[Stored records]
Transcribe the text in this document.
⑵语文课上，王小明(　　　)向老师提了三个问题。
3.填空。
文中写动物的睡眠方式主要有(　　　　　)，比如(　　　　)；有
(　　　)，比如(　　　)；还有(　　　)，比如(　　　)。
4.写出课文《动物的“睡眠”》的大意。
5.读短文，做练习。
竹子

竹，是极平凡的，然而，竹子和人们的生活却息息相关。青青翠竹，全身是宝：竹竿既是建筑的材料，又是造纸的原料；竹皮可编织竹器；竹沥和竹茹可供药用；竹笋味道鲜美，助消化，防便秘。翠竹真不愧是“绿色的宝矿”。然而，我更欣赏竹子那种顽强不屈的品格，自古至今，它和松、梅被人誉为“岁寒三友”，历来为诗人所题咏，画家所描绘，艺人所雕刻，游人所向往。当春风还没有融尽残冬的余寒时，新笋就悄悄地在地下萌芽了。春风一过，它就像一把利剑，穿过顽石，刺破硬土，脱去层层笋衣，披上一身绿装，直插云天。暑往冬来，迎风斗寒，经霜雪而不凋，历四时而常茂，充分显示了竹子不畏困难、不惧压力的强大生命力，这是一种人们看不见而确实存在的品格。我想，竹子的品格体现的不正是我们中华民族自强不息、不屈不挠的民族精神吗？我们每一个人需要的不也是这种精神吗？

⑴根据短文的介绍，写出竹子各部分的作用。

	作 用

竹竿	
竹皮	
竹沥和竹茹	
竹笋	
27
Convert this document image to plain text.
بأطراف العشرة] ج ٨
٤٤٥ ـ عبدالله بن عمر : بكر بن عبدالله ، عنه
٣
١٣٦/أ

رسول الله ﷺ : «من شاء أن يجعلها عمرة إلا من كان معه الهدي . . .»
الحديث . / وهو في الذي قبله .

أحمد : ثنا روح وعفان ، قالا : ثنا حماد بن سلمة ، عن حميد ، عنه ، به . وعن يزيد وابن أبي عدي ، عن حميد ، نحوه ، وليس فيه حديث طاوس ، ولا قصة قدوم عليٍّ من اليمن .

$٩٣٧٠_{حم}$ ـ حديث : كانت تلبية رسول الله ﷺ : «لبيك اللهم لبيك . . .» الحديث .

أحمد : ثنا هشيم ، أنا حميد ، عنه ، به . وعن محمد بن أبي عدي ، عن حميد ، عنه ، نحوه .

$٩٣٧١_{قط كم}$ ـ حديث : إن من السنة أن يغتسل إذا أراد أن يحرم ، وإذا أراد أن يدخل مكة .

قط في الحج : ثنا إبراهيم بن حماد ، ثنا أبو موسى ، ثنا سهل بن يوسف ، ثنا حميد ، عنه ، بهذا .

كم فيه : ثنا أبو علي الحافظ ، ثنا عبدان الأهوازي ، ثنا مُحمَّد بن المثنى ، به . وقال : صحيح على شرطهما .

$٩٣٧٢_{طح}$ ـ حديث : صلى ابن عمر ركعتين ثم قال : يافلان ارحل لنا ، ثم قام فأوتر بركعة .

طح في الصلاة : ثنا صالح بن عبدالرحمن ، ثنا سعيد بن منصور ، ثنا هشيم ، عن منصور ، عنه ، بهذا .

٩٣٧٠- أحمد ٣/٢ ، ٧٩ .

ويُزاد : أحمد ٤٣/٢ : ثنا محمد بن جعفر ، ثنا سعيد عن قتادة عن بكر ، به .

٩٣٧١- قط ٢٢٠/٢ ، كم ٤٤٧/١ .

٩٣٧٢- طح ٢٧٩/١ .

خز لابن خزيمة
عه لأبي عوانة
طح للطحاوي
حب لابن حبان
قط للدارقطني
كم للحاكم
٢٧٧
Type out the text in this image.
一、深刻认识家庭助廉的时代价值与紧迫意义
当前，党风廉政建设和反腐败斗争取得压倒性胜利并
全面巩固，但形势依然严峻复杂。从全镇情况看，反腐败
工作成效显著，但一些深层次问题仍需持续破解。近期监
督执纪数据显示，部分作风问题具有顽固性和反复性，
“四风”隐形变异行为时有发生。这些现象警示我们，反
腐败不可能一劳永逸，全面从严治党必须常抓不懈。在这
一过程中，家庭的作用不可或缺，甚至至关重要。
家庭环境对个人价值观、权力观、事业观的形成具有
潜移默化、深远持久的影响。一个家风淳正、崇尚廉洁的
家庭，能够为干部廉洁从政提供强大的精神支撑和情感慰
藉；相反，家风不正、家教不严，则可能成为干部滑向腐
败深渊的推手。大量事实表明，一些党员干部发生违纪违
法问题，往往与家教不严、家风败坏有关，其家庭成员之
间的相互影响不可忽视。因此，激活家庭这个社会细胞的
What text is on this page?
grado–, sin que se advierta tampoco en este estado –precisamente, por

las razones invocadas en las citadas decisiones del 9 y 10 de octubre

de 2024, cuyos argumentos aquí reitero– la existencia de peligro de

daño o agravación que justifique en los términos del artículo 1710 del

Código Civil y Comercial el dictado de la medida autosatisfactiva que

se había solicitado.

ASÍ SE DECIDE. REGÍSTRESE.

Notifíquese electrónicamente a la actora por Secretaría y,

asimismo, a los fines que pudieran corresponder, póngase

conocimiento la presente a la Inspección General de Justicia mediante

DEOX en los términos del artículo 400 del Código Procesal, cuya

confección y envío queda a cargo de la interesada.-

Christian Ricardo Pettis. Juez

Aim: Reproduce all the records precisely.

Correct response:
Transcribe the text in this document.
⑵语文课上，王小明(　　　)向老师提了三个问题。
3.填空。
文中写动物的睡眠方式主要有(　　　　　)，比如(　　　　)；有
(　　　)，比如(　　　)；还有(　　　)，比如(　　　)。
4.写出课文《动物的“睡眠”》的大意。
5.读短文，做练习。
竹子

竹，是极平凡的，然而，竹子和人们的生活却息息相关。青青翠竹，全身是宝：竹竿既是建筑的材料，又是造纸的原料；竹皮可编织竹器；竹沥和竹茹可供药用；竹笋味道鲜美，助消化，防便秘。翠竹真不愧是“绿色的宝矿”。然而，我更欣赏竹子那种顽强不屈的品格，自古至今，它和松、梅被人誉为“岁寒三友”，历来为诗人所题咏，画家所描绘，艺人所雕刻，游人所向往。当春风还没有融尽残冬的余寒时，新笋就悄悄地在地下萌芽了。春风一过，它就像一把利剑，穿过顽石，刺破硬土，脱去层层笋衣，披上一身绿装，直插云天。暑往冬来，迎风斗寒，经霜雪而不凋，历四时而常茂，充分显示了竹子不畏困难、不惧压力的强大生命力，这是一种人们看不见而确实存在的品格。我想，竹子的品格体现的不正是我们中华民族自强不息、不屈不挠的民族精神吗？我们每一个人需要的不也是这种精神吗？

⑴根据短文的介绍，写出竹子各部分的作用。

	作 用

竹竿	
竹皮	
竹沥和竹茹	
竹笋	
27
Convert this document image to plain text.
بأطراف العشرة] ج ٨
٤٤٥ ـ عبدالله بن عمر : بكر بن عبدالله ، عنه
٣
١٣٦/أ

رسول الله ﷺ : «من شاء أن يجعلها عمرة إلا من كان معه الهدي . . .»
الحديث . / وهو في الذي قبله .

أحمد : ثنا روح وعفان ، قالا : ثنا حماد بن سلمة ، عن حميد ، عنه ، به . وعن يزيد وابن أبي عدي ، عن حميد ، نحوه ، وليس فيه حديث طاوس ، ولا قصة قدوم عليٍّ من اليمن .

$٩٣٧٠_{حم}$ ـ حديث : كانت تلبية رسول الله ﷺ : «لبيك اللهم لبيك . . .» الحديث .

أحمد : ثنا هشيم ، أنا حميد ، عنه ، به . وعن محمد بن أبي عدي ، عن حميد ، عنه ، نحوه .

$٩٣٧١_{قط كم}$ ـ حديث : إن من السنة أن يغتسل إذا أراد أن يحرم ، وإذا أراد أن يدخل مكة .

قط في الحج : ثنا إبراهيم بن حماد ، ثنا أبو موسى ، ثنا سهل بن يوسف ، ثنا حميد ، عنه ، بهذا .

كم فيه : ثنا أبو علي الحافظ ، ثنا عبدان الأهوازي ، ثنا مُحمَّد بن المثنى ، به . وقال : صحيح على شرطهما .

$٩٣٧٢_{طح}$ ـ حديث : صلى ابن عمر ركعتين ثم قال : يافلان ارحل لنا ، ثم قام فأوتر بركعة .

طح في الصلاة : ثنا صالح بن عبدالرحمن ، ثنا سعيد بن منصور ، ثنا هشيم ، عن منصور ، عنه ، بهذا .

٩٣٧٠- أحمد ٣/٢ ، ٧٩ .

ويُزاد : أحمد ٤٣/٢ : ثنا محمد بن جعفر ، ثنا سعيد عن قتادة عن بكر ، به .

٩٣٧١- قط ٢٢٠/٢ ، كم ٤٤٧/١ .

٩٣٧٢- طح ٢٧٩/١ .

خز لابن خزيمة
عه لأبي عوانة
طح للطحاوي
حب لابن حبان
قط للدارقطني
كم للحاكم
٢٧٧
Type out the text in this image.
一、深刻认识家庭助廉的时代价值与紧迫意义
当前，党风廉政建设和反腐败斗争取得压倒性胜利并
全面巩固，但形势依然严峻复杂。从全镇情况看，反腐败
工作成效显著，但一些深层次问题仍需持续破解。近期监
督执纪数据显示，部分作风问题具有顽固性和反复性，
“四风”隐形变异行为时有发生。这些现象警示我们，反
腐败不可能一劳永逸，全面从严治党必须常抓不懈。在这
一过程中，家庭的作用不可或缺，甚至至关重要。
家庭环境对个人价值观、权力观、事业观的形成具有
潜移默化、深远持久的影响。一个家风淳正、崇尚廉洁的
家庭，能够为干部廉洁从政提供强大的精神支撑和情感慰
藉；相反，家风不正、家教不严，则可能成为干部滑向腐
败深渊的推手。大量事实表明，一些党员干部发生违纪违
法问题，往往与家教不严、家风败坏有关，其家庭成员之
间的相互影响不可忽视。因此，激活家庭这个社会细胞的
What text is on this page?
grado–, sin que se advierta tampoco en este estado –precisamente, por

las razones invocadas en las citadas decisiones del 9 y 10 de octubre

de 2024, cuyos argumentos aquí reitero– la existencia de peligro de

daño o agravación que justifique en los términos del artículo 1710 del

Código Civil y Comercial el dictado de la medida autosatisfactiva que

se había solicitado.

ASÍ SE DECIDE. REGÍSTRESE.

Notifíquese electrónicamente a la actora por Secretaría y,

asimismo, a los fines que pudieran corresponder, póngase

conocimiento la presente a la Inspección General de Justicia mediante

DEOX en los términos del artículo 400 del Código Procesal, cuya

confección y envío queda a cargo de la interesada.-

Christian Ricardo Pettis. Juez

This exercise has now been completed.